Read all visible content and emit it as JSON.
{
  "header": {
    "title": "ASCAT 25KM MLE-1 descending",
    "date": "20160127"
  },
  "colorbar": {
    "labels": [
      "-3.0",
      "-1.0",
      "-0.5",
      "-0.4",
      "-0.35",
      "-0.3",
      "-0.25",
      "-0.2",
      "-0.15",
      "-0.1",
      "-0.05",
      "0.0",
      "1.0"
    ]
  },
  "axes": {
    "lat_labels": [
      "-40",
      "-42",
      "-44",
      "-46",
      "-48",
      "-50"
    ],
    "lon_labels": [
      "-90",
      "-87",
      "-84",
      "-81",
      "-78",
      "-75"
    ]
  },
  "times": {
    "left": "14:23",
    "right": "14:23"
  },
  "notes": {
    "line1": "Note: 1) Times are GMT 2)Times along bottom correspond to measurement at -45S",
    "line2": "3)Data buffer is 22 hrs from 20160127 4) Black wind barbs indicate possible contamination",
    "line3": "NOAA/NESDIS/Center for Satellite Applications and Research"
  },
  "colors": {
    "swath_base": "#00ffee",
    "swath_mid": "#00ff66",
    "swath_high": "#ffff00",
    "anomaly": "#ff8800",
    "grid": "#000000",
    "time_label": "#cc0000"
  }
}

=======

**To be done**
Copy all the records above exactly, missing none.

**Solved exercise**
Read all visible content and emit it as JSON.
{
  "header": {
    "title": "ASCAT 25KM MLE-1 descending",
    "date": "20160127"
  },
  "colorbar": {
    "labels": [
      "-3.0",
      "-1.0",
      "-0.5",
      "-0.4",
      "-0.35",
      "-0.3",
      "-0.25",
      "-0.2",
      "-0.15",
      "-0.1",
      "-0.05",
      "0.0",
      "1.0"
    ]
  },
  "axes": {
    "lat_labels": [
      "-40",
      "-42",
      "-44",
      "-46",
      "-48",
      "-50"
    ],
    "lon_labels": [
      "-90",
      "-87",
      "-84",
      "-81",
      "-78",
      "-75"
    ]
  },
  "times": {
    "left": "14:23",
    "right": "14:23"
  },
  "notes": {
    "line1": "Note: 1) Times are GMT 2)Times along bottom correspond to measurement at -45S",
    "line2": "3)Data buffer is 22 hrs from 20160127 4) Black wind barbs indicate possible contamination",
    "line3": "NOAA/NESDIS/Center for Satellite Applications and Research"
  },
  "colors": {
    "swath_base": "#00ffee",
    "swath_mid": "#00ff66",
    "swath_high": "#ffff00",
    "anomaly": "#ff8800",
    "grid": "#000000",
    "time_label": "#cc0000"
  }
}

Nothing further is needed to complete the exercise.